Take the material below and retype it in full; pictures are left out.

— start —

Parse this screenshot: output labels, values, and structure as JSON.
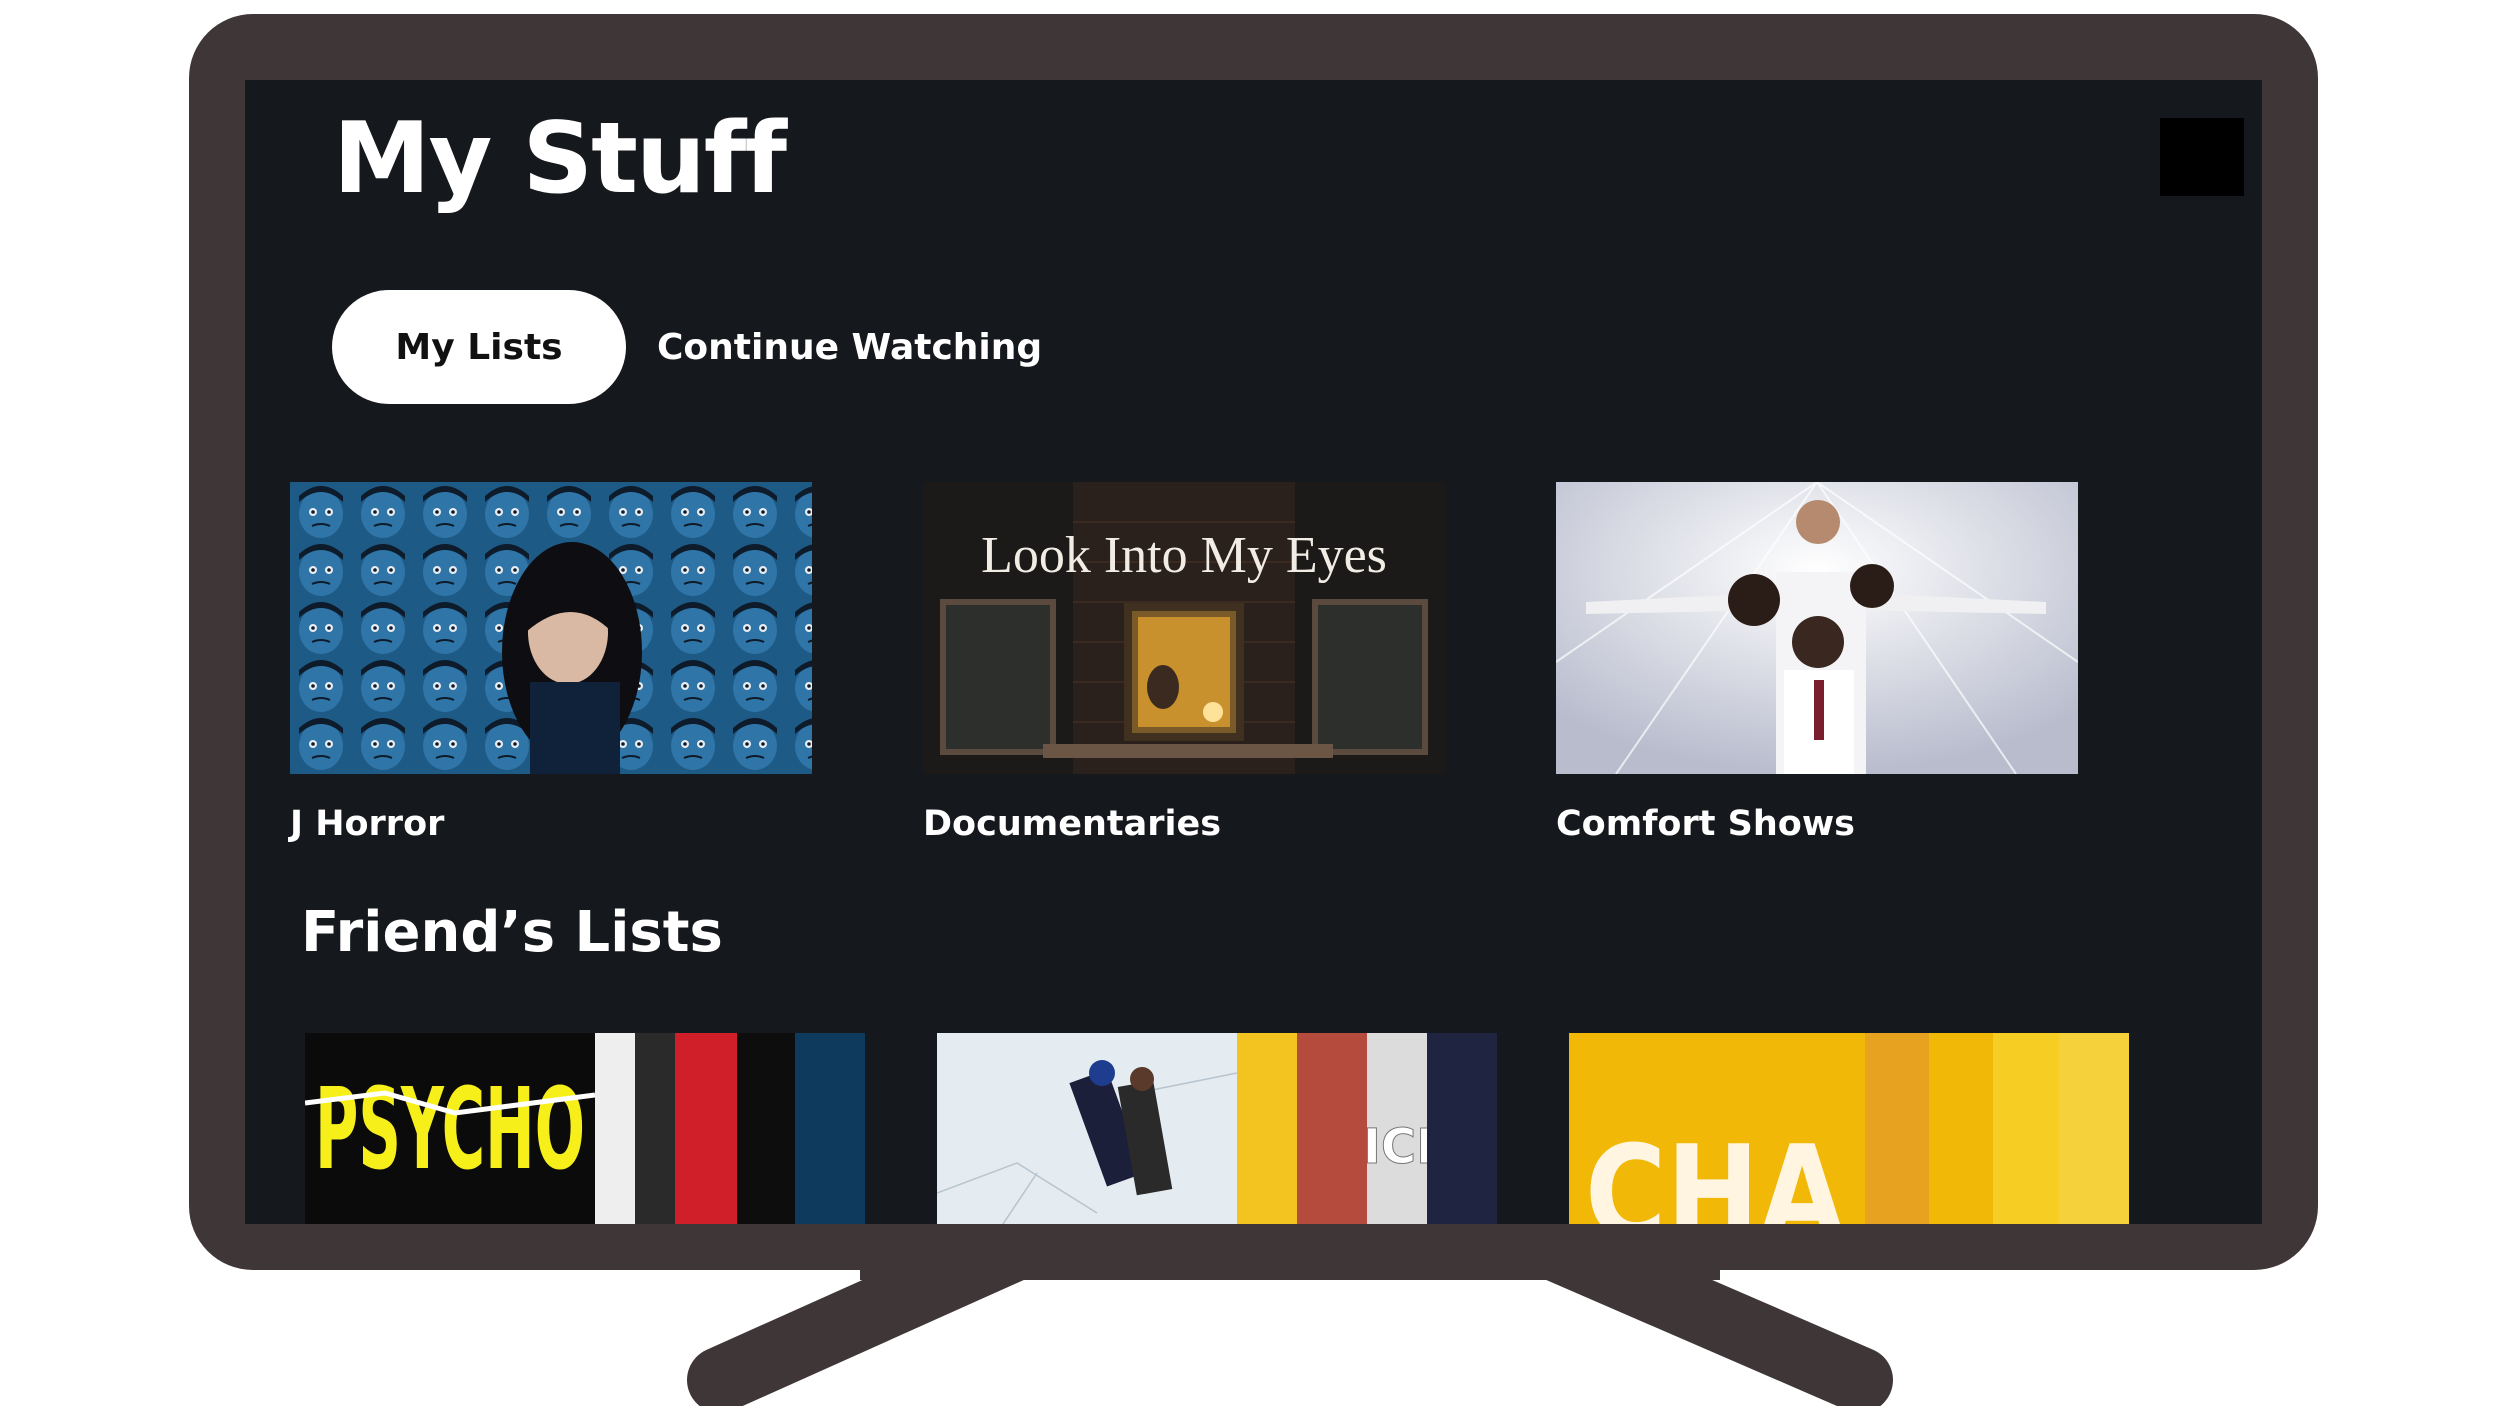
{
  "header": {
    "title": "My Stuff"
  },
  "tabs": [
    {
      "label": "My Lists",
      "active": true
    },
    {
      "label": "Continue Watching",
      "active": false
    }
  ],
  "my_lists": [
    {
      "label": "J Horror"
    },
    {
      "label": "Documentaries",
      "thumb_text": "Look Into My Eyes"
    },
    {
      "label": "Comfort Shows"
    }
  ],
  "friends_section": {
    "title": "Friend’s Lists"
  },
  "friends_lists": [
    {
      "poster_text": "PSYCHO"
    },
    {
      "poster_text": "ICE"
    },
    {
      "poster_text": "CHA"
    }
  ],
  "colors": {
    "screen_bg": "#15181c",
    "tv_frame": "#3f3637",
    "accent_yellow": "#f2b807"
  }
}
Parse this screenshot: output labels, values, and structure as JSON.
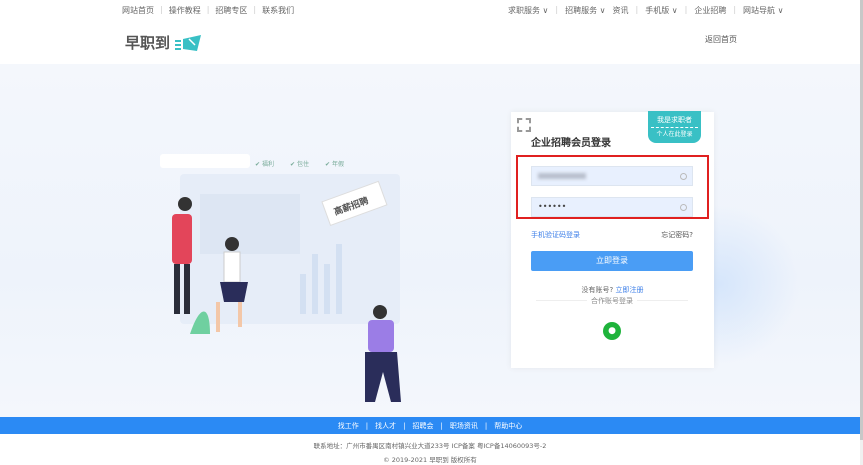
{
  "topbar": {
    "left": [
      "网站首页",
      "操作教程",
      "招聘专区",
      "联系我们"
    ],
    "right": [
      "求职服务 ∨",
      "招聘服务 ∨",
      "资讯",
      "手机版 ∨",
      "企业招聘",
      "网站导航 ∨"
    ]
  },
  "logo": {
    "text": "早职到"
  },
  "header": {
    "back": "返回首页"
  },
  "illustration": {
    "sign": "高薪招聘",
    "tags": [
      "福利",
      "包住",
      "年假"
    ]
  },
  "login": {
    "title": "企业招聘会员登录",
    "badge_main": "我是求职者",
    "badge_sub": "个人在此登录",
    "password": "••••••",
    "sms_login": "手机验证码登录",
    "forgot": "忘记密码?",
    "submit": "立即登录",
    "no_account": "没有账号?",
    "register": "立即注册",
    "other_login": "合作账号登录"
  },
  "footer": {
    "nav": [
      "找工作",
      "找人才",
      "招聘会",
      "职场资讯",
      "帮助中心"
    ],
    "address": "联系地址：广州市番禺区南村镇兴业大道233号 ICP备案 粤ICP备14060093号-2",
    "copyright": "© 2019-2021 早职到 版权所有"
  },
  "colors": {
    "accent": "#2b8af4",
    "teal": "#39c0c5",
    "red": "#e02020"
  }
}
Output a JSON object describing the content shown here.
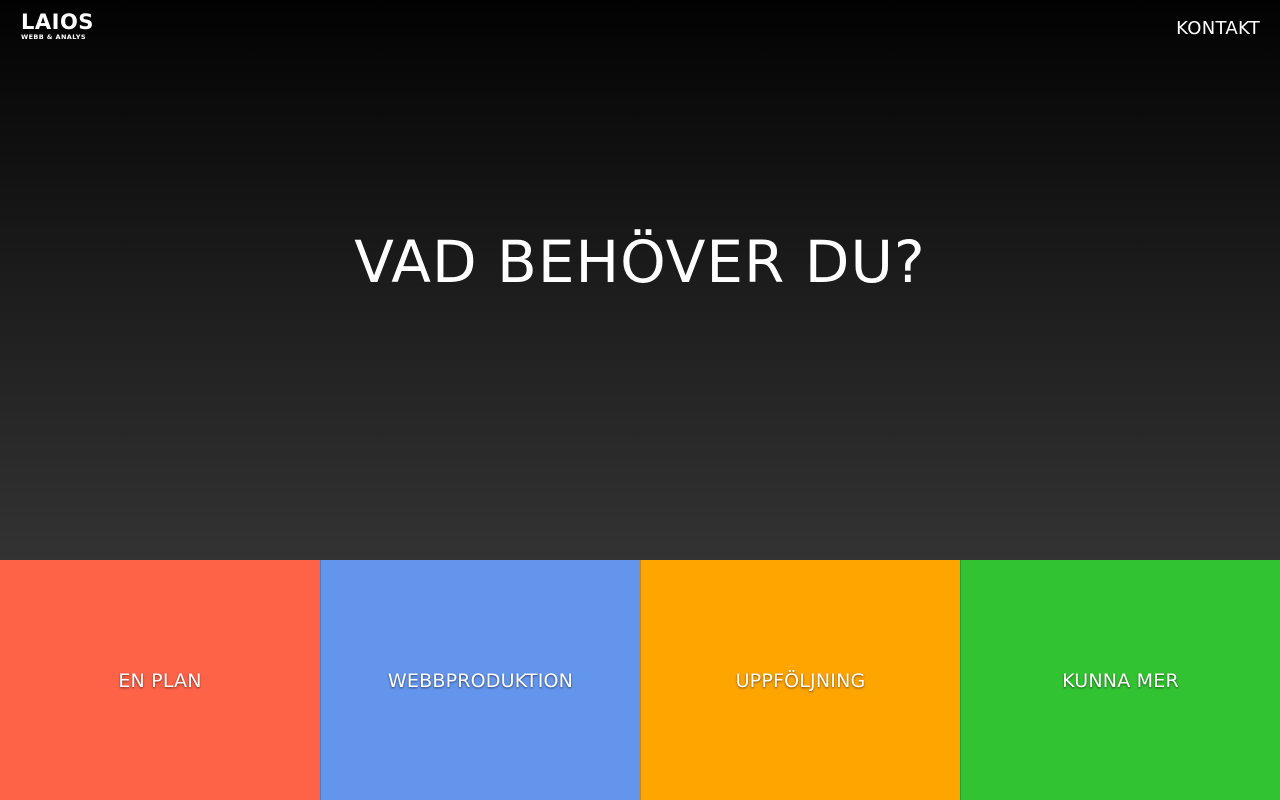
{
  "header": {
    "logo": {
      "name": "LAIOS",
      "subtitle": "WEBB & ANALYS"
    },
    "nav": {
      "contact_label": "KONTAKT"
    }
  },
  "hero": {
    "headline": "VAD BEHÖVER DU?"
  },
  "tiles": [
    {
      "label": "EN PLAN",
      "color": "#ff6347"
    },
    {
      "label": "WEBBPRODUKTION",
      "color": "#6495ed"
    },
    {
      "label": "UPPFÖLJNING",
      "color": "#ffa500"
    },
    {
      "label": "KUNNA MER",
      "color": "#32c332"
    }
  ],
  "colors": {
    "hero_gradient_top": "#020202",
    "hero_gradient_bottom": "#333333",
    "text": "#ffffff"
  }
}
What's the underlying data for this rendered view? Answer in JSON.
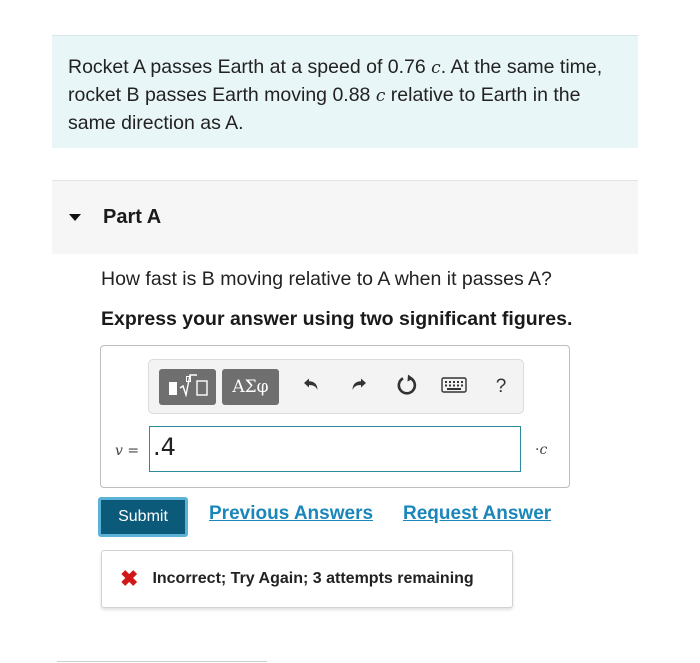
{
  "problem": {
    "seg1": "Rocket A passes Earth at a speed of 0.76 ",
    "var1": "c",
    "seg2": ". At the same time, rocket B passes Earth moving 0.88 ",
    "var2": "c",
    "seg3": " relative to Earth in the same direction as A."
  },
  "part": {
    "title": "Part A",
    "expanded": true
  },
  "question": "How fast is B moving relative to A when it passes A?",
  "instruction": "Express your answer using two significant figures.",
  "toolbar": {
    "greek_label": "ΑΣφ",
    "help_label": "?",
    "icons": [
      "template-icon",
      "greek-letters",
      "undo-icon",
      "redo-icon",
      "reset-icon",
      "keyboard-icon",
      "help-icon"
    ]
  },
  "answer": {
    "var_name": "v",
    "equals": " =",
    "value": ".4",
    "unit_prefix": "·",
    "unit": "c"
  },
  "actions": {
    "submit": "Submit",
    "previous_answers": "Previous Answers",
    "request_answer": "Request Answer"
  },
  "feedback": {
    "icon": "x-icon",
    "text": "Incorrect; Try Again; 3 attempts remaining"
  },
  "colors": {
    "problem_bg": "#e9f6f7",
    "submit_bg": "#0b5a7a",
    "link": "#1a86b9",
    "input_border": "#2e8a9b",
    "error": "#d01818"
  }
}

— end —

**Task solution**
Parse this screenshot: output labels, values, and structure as JSON.
{
  "header": {
    "title": "My Stuff"
  },
  "tabs": [
    {
      "label": "My Lists",
      "active": true
    },
    {
      "label": "Continue Watching",
      "active": false
    }
  ],
  "my_lists": [
    {
      "label": "J Horror"
    },
    {
      "label": "Documentaries",
      "thumb_text": "Look Into My Eyes"
    },
    {
      "label": "Comfort Shows"
    }
  ],
  "friends_section": {
    "title": "Friend’s Lists"
  },
  "friends_lists": [
    {
      "poster_text": "PSYCHO"
    },
    {
      "poster_text": "ICE"
    },
    {
      "poster_text": "CHA"
    }
  ],
  "colors": {
    "screen_bg": "#15181c",
    "tv_frame": "#3f3637",
    "accent_yellow": "#f2b807"
  }
}
Parse this screenshot: output labels, values, and structure as JSON.
{
  "topbar": {
    "left": [
      "网站首页",
      "操作教程",
      "招聘专区",
      "联系我们"
    ],
    "right": [
      "求职服务 ∨",
      "招聘服务 ∨",
      "资讯",
      "手机版 ∨",
      "企业招聘",
      "网站导航 ∨"
    ]
  },
  "logo": {
    "text": "早职到"
  },
  "header": {
    "back": "返回首页"
  },
  "illustration": {
    "sign": "高薪招聘",
    "tags": [
      "福利",
      "包住",
      "年假"
    ]
  },
  "login": {
    "title": "企业招聘会员登录",
    "badge_main": "我是求职者",
    "badge_sub": "个人在此登录",
    "password": "••••••",
    "sms_login": "手机验证码登录",
    "forgot": "忘记密码?",
    "submit": "立即登录",
    "no_account": "没有账号?",
    "register": "立即注册",
    "other_login": "合作账号登录"
  },
  "footer": {
    "nav": [
      "找工作",
      "找人才",
      "招聘会",
      "职场资讯",
      "帮助中心"
    ],
    "address": "联系地址：广州市番禺区南村镇兴业大道233号 ICP备案 粤ICP备14060093号-2",
    "copyright": "© 2019-2021 早职到 版权所有"
  },
  "colors": {
    "accent": "#2b8af4",
    "teal": "#39c0c5",
    "red": "#e02020"
  }
}
Output a JSON object describing the content shown here.
{
  "header": {
    "logo": {
      "name": "LAIOS",
      "subtitle": "WEBB & ANALYS"
    },
    "nav": {
      "contact_label": "KONTAKT"
    }
  },
  "hero": {
    "headline": "VAD BEHÖVER DU?"
  },
  "tiles": [
    {
      "label": "EN PLAN",
      "color": "#ff6347"
    },
    {
      "label": "WEBBPRODUKTION",
      "color": "#6495ed"
    },
    {
      "label": "UPPFÖLJNING",
      "color": "#ffa500"
    },
    {
      "label": "KUNNA MER",
      "color": "#32c332"
    }
  ],
  "colors": {
    "hero_gradient_top": "#020202",
    "hero_gradient_bottom": "#333333",
    "text": "#ffffff"
  }
}
What's the underlying data for this rendered view? Answer in JSON.
{
  "problem": {
    "seg1": "Rocket A passes Earth at a speed of 0.76 ",
    "var1": "c",
    "seg2": ". At the same time, rocket B passes Earth moving 0.88 ",
    "var2": "c",
    "seg3": " relative to Earth in the same direction as A."
  },
  "part": {
    "title": "Part A",
    "expanded": true
  },
  "question": "How fast is B moving relative to A when it passes A?",
  "instruction": "Express your answer using two significant figures.",
  "toolbar": {
    "greek_label": "ΑΣφ",
    "help_label": "?",
    "icons": [
      "template-icon",
      "greek-letters",
      "undo-icon",
      "redo-icon",
      "reset-icon",
      "keyboard-icon",
      "help-icon"
    ]
  },
  "answer": {
    "var_name": "v",
    "equals": " =",
    "value": ".4",
    "unit_prefix": "·",
    "unit": "c"
  },
  "actions": {
    "submit": "Submit",
    "previous_answers": "Previous Answers",
    "request_answer": "Request Answer"
  },
  "feedback": {
    "icon": "x-icon",
    "text": "Incorrect; Try Again; 3 attempts remaining"
  },
  "colors": {
    "problem_bg": "#e9f6f7",
    "submit_bg": "#0b5a7a",
    "link": "#1a86b9",
    "input_border": "#2e8a9b",
    "error": "#d01818"
  }
}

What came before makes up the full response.